> OBJECTIVE
Return a copy of every line in the records that includes the word "JSON".

==== RECORDS SHOWN

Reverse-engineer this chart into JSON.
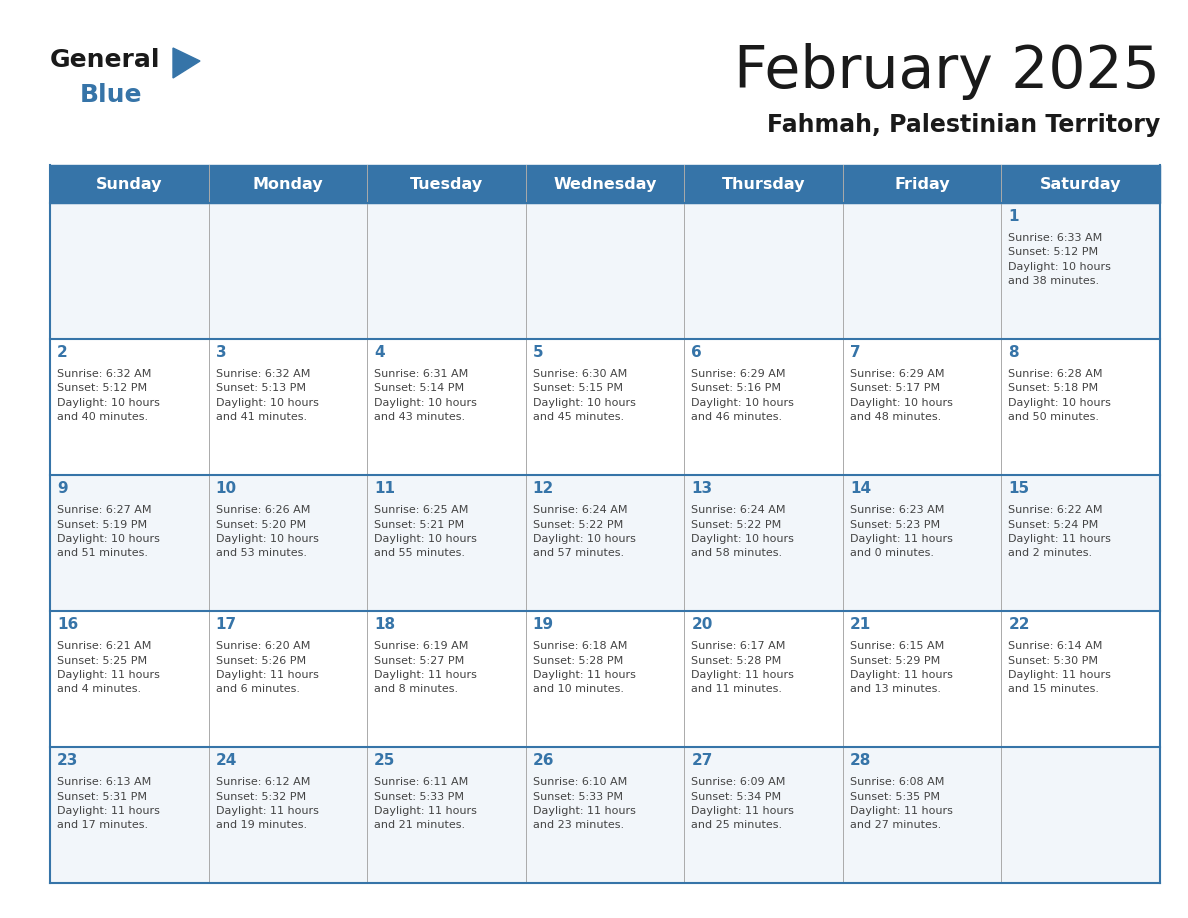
{
  "title": "February 2025",
  "subtitle": "Fahmah, Palestinian Territory",
  "days_of_week": [
    "Sunday",
    "Monday",
    "Tuesday",
    "Wednesday",
    "Thursday",
    "Friday",
    "Saturday"
  ],
  "header_bg": "#3674a8",
  "header_text": "#ffffff",
  "bg_color": "#ffffff",
  "row_bg_even": "#f2f6fa",
  "row_bg_odd": "#ffffff",
  "day_number_color": "#3674a8",
  "info_text_color": "#444444",
  "border_color": "#3674a8",
  "separator_color": "#cccccc",
  "calendar_data": [
    [
      null,
      null,
      null,
      null,
      null,
      null,
      {
        "day": 1,
        "sunrise": "6:33 AM",
        "sunset": "5:12 PM",
        "daylight": "10 hours and 38 minutes."
      }
    ],
    [
      {
        "day": 2,
        "sunrise": "6:32 AM",
        "sunset": "5:12 PM",
        "daylight": "10 hours and 40 minutes."
      },
      {
        "day": 3,
        "sunrise": "6:32 AM",
        "sunset": "5:13 PM",
        "daylight": "10 hours and 41 minutes."
      },
      {
        "day": 4,
        "sunrise": "6:31 AM",
        "sunset": "5:14 PM",
        "daylight": "10 hours and 43 minutes."
      },
      {
        "day": 5,
        "sunrise": "6:30 AM",
        "sunset": "5:15 PM",
        "daylight": "10 hours and 45 minutes."
      },
      {
        "day": 6,
        "sunrise": "6:29 AM",
        "sunset": "5:16 PM",
        "daylight": "10 hours and 46 minutes."
      },
      {
        "day": 7,
        "sunrise": "6:29 AM",
        "sunset": "5:17 PM",
        "daylight": "10 hours and 48 minutes."
      },
      {
        "day": 8,
        "sunrise": "6:28 AM",
        "sunset": "5:18 PM",
        "daylight": "10 hours and 50 minutes."
      }
    ],
    [
      {
        "day": 9,
        "sunrise": "6:27 AM",
        "sunset": "5:19 PM",
        "daylight": "10 hours and 51 minutes."
      },
      {
        "day": 10,
        "sunrise": "6:26 AM",
        "sunset": "5:20 PM",
        "daylight": "10 hours and 53 minutes."
      },
      {
        "day": 11,
        "sunrise": "6:25 AM",
        "sunset": "5:21 PM",
        "daylight": "10 hours and 55 minutes."
      },
      {
        "day": 12,
        "sunrise": "6:24 AM",
        "sunset": "5:22 PM",
        "daylight": "10 hours and 57 minutes."
      },
      {
        "day": 13,
        "sunrise": "6:24 AM",
        "sunset": "5:22 PM",
        "daylight": "10 hours and 58 minutes."
      },
      {
        "day": 14,
        "sunrise": "6:23 AM",
        "sunset": "5:23 PM",
        "daylight": "11 hours and 0 minutes."
      },
      {
        "day": 15,
        "sunrise": "6:22 AM",
        "sunset": "5:24 PM",
        "daylight": "11 hours and 2 minutes."
      }
    ],
    [
      {
        "day": 16,
        "sunrise": "6:21 AM",
        "sunset": "5:25 PM",
        "daylight": "11 hours and 4 minutes."
      },
      {
        "day": 17,
        "sunrise": "6:20 AM",
        "sunset": "5:26 PM",
        "daylight": "11 hours and 6 minutes."
      },
      {
        "day": 18,
        "sunrise": "6:19 AM",
        "sunset": "5:27 PM",
        "daylight": "11 hours and 8 minutes."
      },
      {
        "day": 19,
        "sunrise": "6:18 AM",
        "sunset": "5:28 PM",
        "daylight": "11 hours and 10 minutes."
      },
      {
        "day": 20,
        "sunrise": "6:17 AM",
        "sunset": "5:28 PM",
        "daylight": "11 hours and 11 minutes."
      },
      {
        "day": 21,
        "sunrise": "6:15 AM",
        "sunset": "5:29 PM",
        "daylight": "11 hours and 13 minutes."
      },
      {
        "day": 22,
        "sunrise": "6:14 AM",
        "sunset": "5:30 PM",
        "daylight": "11 hours and 15 minutes."
      }
    ],
    [
      {
        "day": 23,
        "sunrise": "6:13 AM",
        "sunset": "5:31 PM",
        "daylight": "11 hours and 17 minutes."
      },
      {
        "day": 24,
        "sunrise": "6:12 AM",
        "sunset": "5:32 PM",
        "daylight": "11 hours and 19 minutes."
      },
      {
        "day": 25,
        "sunrise": "6:11 AM",
        "sunset": "5:33 PM",
        "daylight": "11 hours and 21 minutes."
      },
      {
        "day": 26,
        "sunrise": "6:10 AM",
        "sunset": "5:33 PM",
        "daylight": "11 hours and 23 minutes."
      },
      {
        "day": 27,
        "sunrise": "6:09 AM",
        "sunset": "5:34 PM",
        "daylight": "11 hours and 25 minutes."
      },
      {
        "day": 28,
        "sunrise": "6:08 AM",
        "sunset": "5:35 PM",
        "daylight": "11 hours and 27 minutes."
      },
      null
    ]
  ]
}
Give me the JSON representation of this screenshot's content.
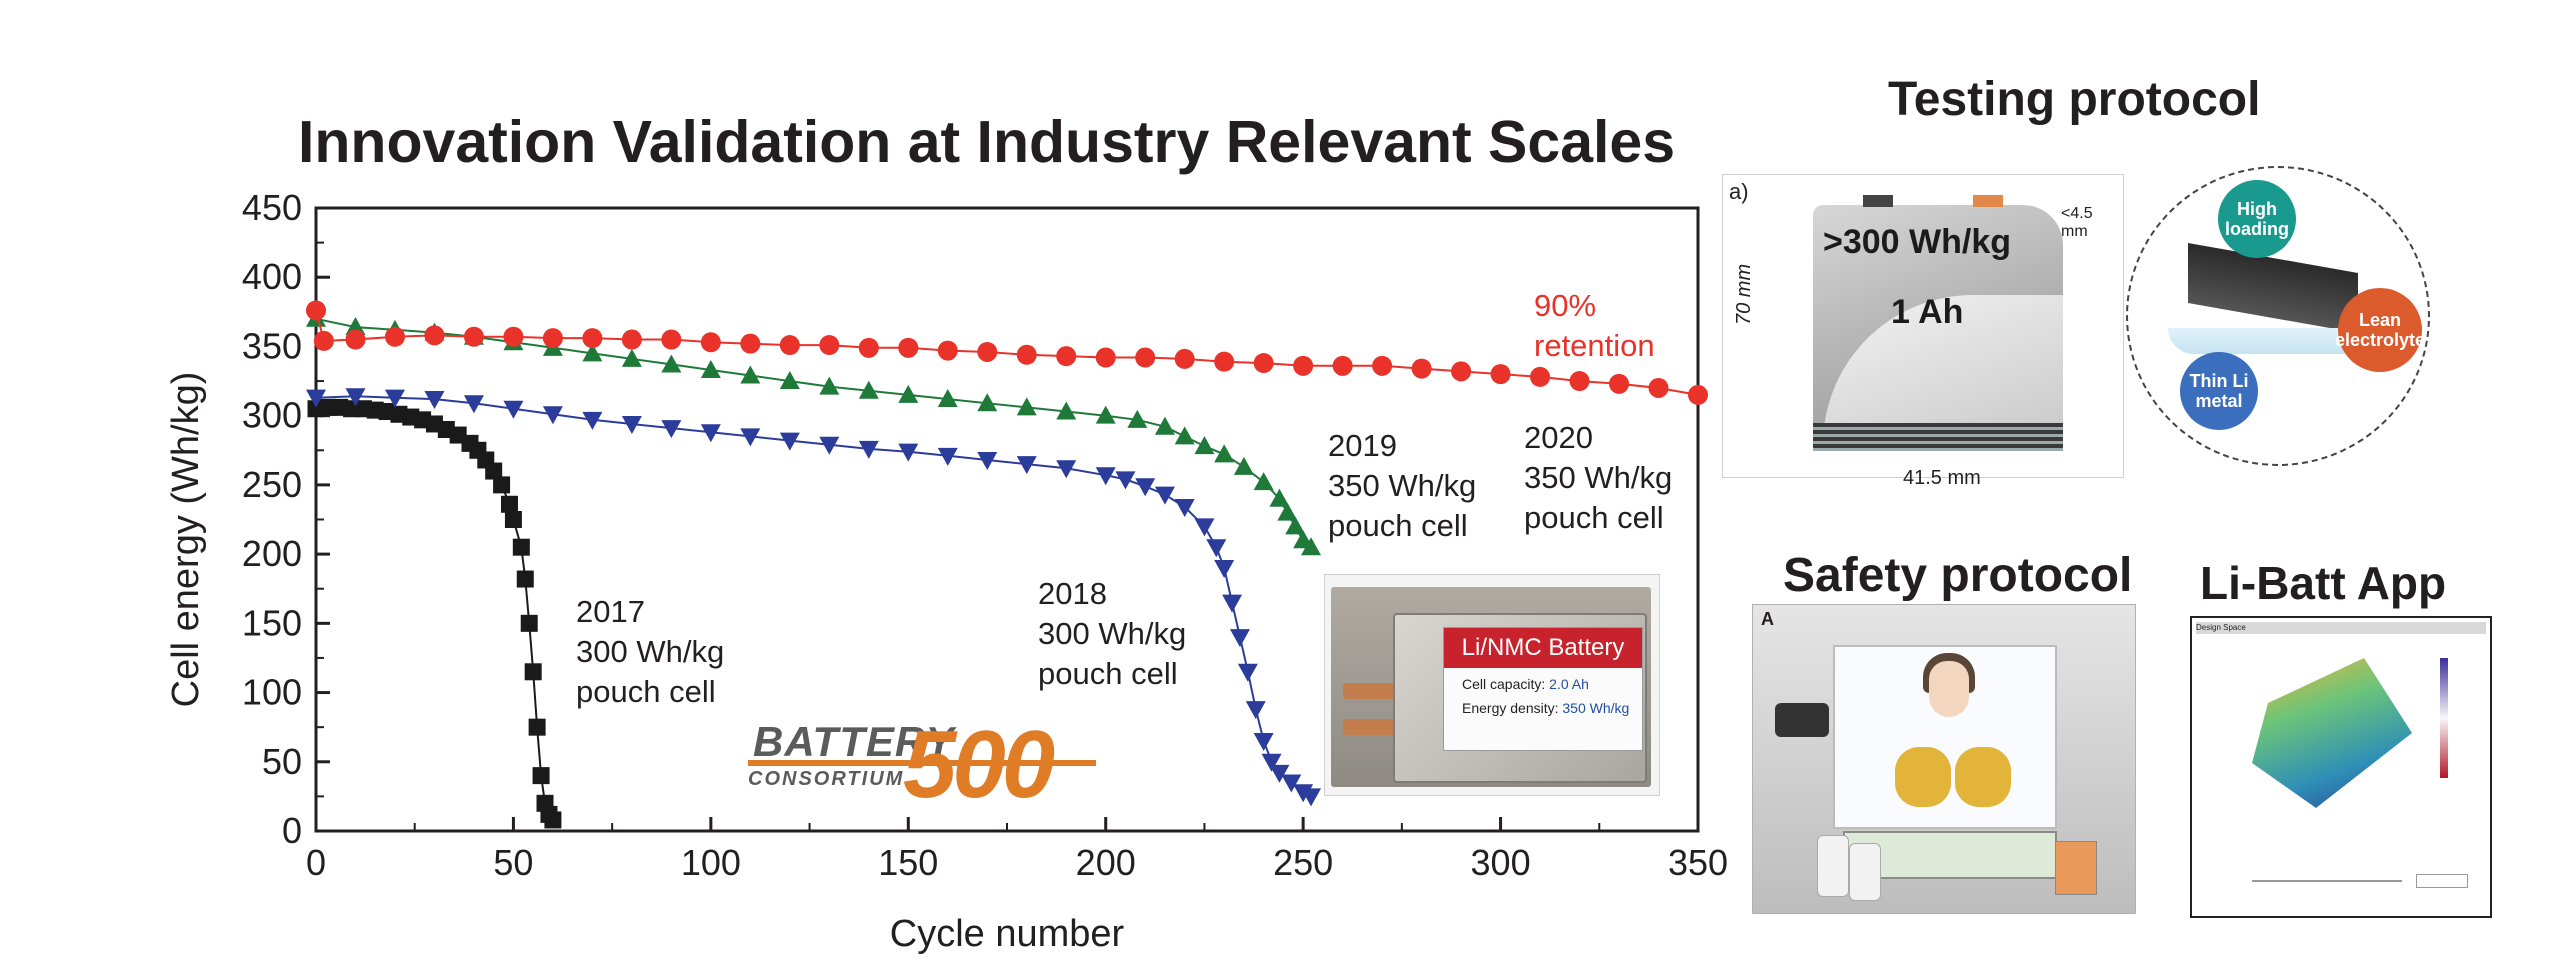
{
  "chart_data": {
    "type": "scatter",
    "title": "Innovation Validation at Industry Relevant Scales",
    "xlabel": "Cycle number",
    "ylabel": "Cell energy (Wh/kg)",
    "xlim": [
      0,
      350
    ],
    "ylim": [
      0,
      450
    ],
    "xticks": [
      0,
      50,
      100,
      150,
      200,
      250,
      300,
      350
    ],
    "yticks": [
      0,
      50,
      100,
      150,
      200,
      250,
      300,
      350,
      400,
      450
    ],
    "grid": false,
    "series": [
      {
        "name_lines": [
          "2017",
          "300 Wh/kg",
          "pouch cell"
        ],
        "marker": "square",
        "color": "#1a1a1a",
        "points": [
          [
            0,
            305
          ],
          [
            3,
            306
          ],
          [
            6,
            306
          ],
          [
            9,
            305
          ],
          [
            12,
            305
          ],
          [
            15,
            304
          ],
          [
            18,
            303
          ],
          [
            21,
            301
          ],
          [
            24,
            299
          ],
          [
            27,
            297
          ],
          [
            30,
            294
          ],
          [
            33,
            290
          ],
          [
            36,
            286
          ],
          [
            39,
            280
          ],
          [
            41,
            275
          ],
          [
            43,
            268
          ],
          [
            45,
            260
          ],
          [
            47,
            250
          ],
          [
            49,
            236
          ],
          [
            50,
            225
          ],
          [
            52,
            205
          ],
          [
            53,
            182
          ],
          [
            54,
            150
          ],
          [
            55,
            115
          ],
          [
            56,
            75
          ],
          [
            57,
            40
          ],
          [
            58,
            20
          ],
          [
            59,
            12
          ],
          [
            60,
            8
          ]
        ]
      },
      {
        "name_lines": [
          "2018",
          "300 Wh/kg",
          "pouch cell"
        ],
        "marker": "triangle-down",
        "color": "#2b3c9b",
        "points": [
          [
            0,
            313
          ],
          [
            10,
            314
          ],
          [
            20,
            313
          ],
          [
            30,
            312
          ],
          [
            40,
            309
          ],
          [
            50,
            305
          ],
          [
            60,
            301
          ],
          [
            70,
            297
          ],
          [
            80,
            294
          ],
          [
            90,
            291
          ],
          [
            100,
            288
          ],
          [
            110,
            285
          ],
          [
            120,
            282
          ],
          [
            130,
            279
          ],
          [
            140,
            276
          ],
          [
            150,
            274
          ],
          [
            160,
            271
          ],
          [
            170,
            268
          ],
          [
            180,
            265
          ],
          [
            190,
            262
          ],
          [
            200,
            257
          ],
          [
            205,
            254
          ],
          [
            210,
            249
          ],
          [
            215,
            243
          ],
          [
            220,
            234
          ],
          [
            225,
            220
          ],
          [
            228,
            205
          ],
          [
            230,
            190
          ],
          [
            232,
            165
          ],
          [
            234,
            140
          ],
          [
            236,
            115
          ],
          [
            238,
            88
          ],
          [
            240,
            65
          ],
          [
            242,
            50
          ],
          [
            244,
            42
          ],
          [
            247,
            35
          ],
          [
            250,
            28
          ],
          [
            252,
            25
          ]
        ]
      },
      {
        "name_lines": [
          "2019",
          "350 Wh/kg",
          "pouch cell"
        ],
        "marker": "triangle-up",
        "color": "#1f7a3a",
        "points": [
          [
            0,
            370
          ],
          [
            10,
            364
          ],
          [
            20,
            362
          ],
          [
            30,
            360
          ],
          [
            40,
            357
          ],
          [
            50,
            353
          ],
          [
            60,
            349
          ],
          [
            70,
            345
          ],
          [
            80,
            341
          ],
          [
            90,
            337
          ],
          [
            100,
            333
          ],
          [
            110,
            329
          ],
          [
            120,
            325
          ],
          [
            130,
            321
          ],
          [
            140,
            318
          ],
          [
            150,
            315
          ],
          [
            160,
            312
          ],
          [
            170,
            309
          ],
          [
            180,
            306
          ],
          [
            190,
            303
          ],
          [
            200,
            300
          ],
          [
            208,
            297
          ],
          [
            215,
            292
          ],
          [
            220,
            285
          ],
          [
            225,
            278
          ],
          [
            230,
            272
          ],
          [
            235,
            263
          ],
          [
            240,
            252
          ],
          [
            244,
            240
          ],
          [
            246,
            230
          ],
          [
            248,
            220
          ],
          [
            250,
            210
          ],
          [
            252,
            205
          ]
        ]
      },
      {
        "name_lines": [
          "2020",
          "350 Wh/kg",
          "pouch cell"
        ],
        "marker": "circle",
        "color": "#e8322a",
        "points": [
          [
            0,
            376
          ],
          [
            2,
            354
          ],
          [
            10,
            355
          ],
          [
            20,
            357
          ],
          [
            30,
            358
          ],
          [
            40,
            357
          ],
          [
            50,
            357
          ],
          [
            60,
            356
          ],
          [
            70,
            356
          ],
          [
            80,
            355
          ],
          [
            90,
            355
          ],
          [
            100,
            353
          ],
          [
            110,
            352
          ],
          [
            120,
            351
          ],
          [
            130,
            351
          ],
          [
            140,
            349
          ],
          [
            150,
            349
          ],
          [
            160,
            347
          ],
          [
            170,
            346
          ],
          [
            180,
            344
          ],
          [
            190,
            343
          ],
          [
            200,
            342
          ],
          [
            210,
            342
          ],
          [
            220,
            341
          ],
          [
            230,
            339
          ],
          [
            240,
            338
          ],
          [
            250,
            336
          ],
          [
            260,
            336
          ],
          [
            270,
            336
          ],
          [
            280,
            334
          ],
          [
            290,
            332
          ],
          [
            300,
            330
          ],
          [
            310,
            328
          ],
          [
            320,
            325
          ],
          [
            330,
            323
          ],
          [
            340,
            320
          ],
          [
            350,
            315
          ]
        ]
      }
    ],
    "annotation_lines": [
      "90%",
      "retention"
    ]
  },
  "inset": {
    "header": "Li/NMC Battery",
    "capacity_label": "Cell capacity: ",
    "capacity_value": "2.0 Ah",
    "density_label": "Energy density: ",
    "density_value": "350 Wh/kg"
  },
  "logo": {
    "word": "BATTERY",
    "number": "500",
    "sub": "CONSORTIUM"
  },
  "testing_protocol": {
    "title": "Testing protocol",
    "panel_label": "a)",
    "energy": ">300 Wh/kg",
    "capacity": "1 Ah",
    "height": "70 mm",
    "width": "41.5 mm",
    "thickness": "<4.5 mm",
    "bubbles": {
      "high": "High loading",
      "lean": "Lean electrolyte",
      "thin": "Thin Li metal"
    }
  },
  "safety_protocol": {
    "title": "Safety protocol",
    "panel_label": "A"
  },
  "app": {
    "title": "Li-Batt App",
    "header": "Design Space"
  },
  "colors": {
    "axis": "#231f20",
    "red": "#e8322a",
    "green": "#1f7a3a",
    "blue": "#2b3c9b",
    "black": "#1a1a1a",
    "orange": "#e07c26"
  }
}
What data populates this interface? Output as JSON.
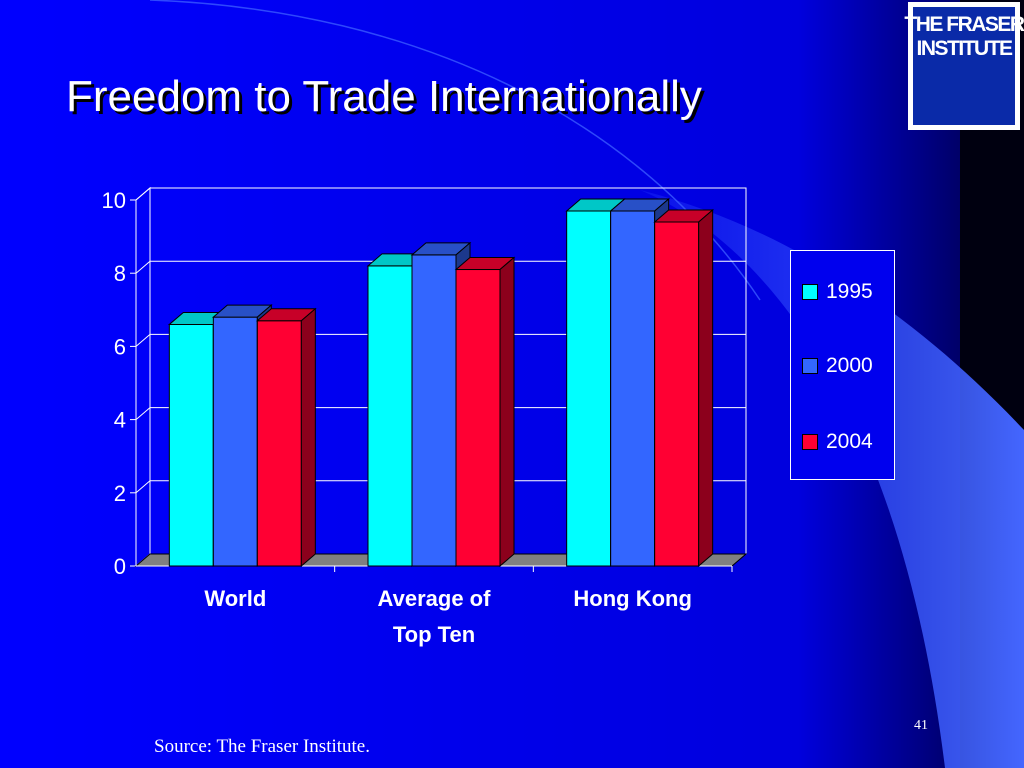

========

> ANSWER FOR THIS EXERCISE
Reverse-engineer this chart into JSON.
Give me the JSON representation of this screenshot's content.
What data populates this interface? Output as JSON.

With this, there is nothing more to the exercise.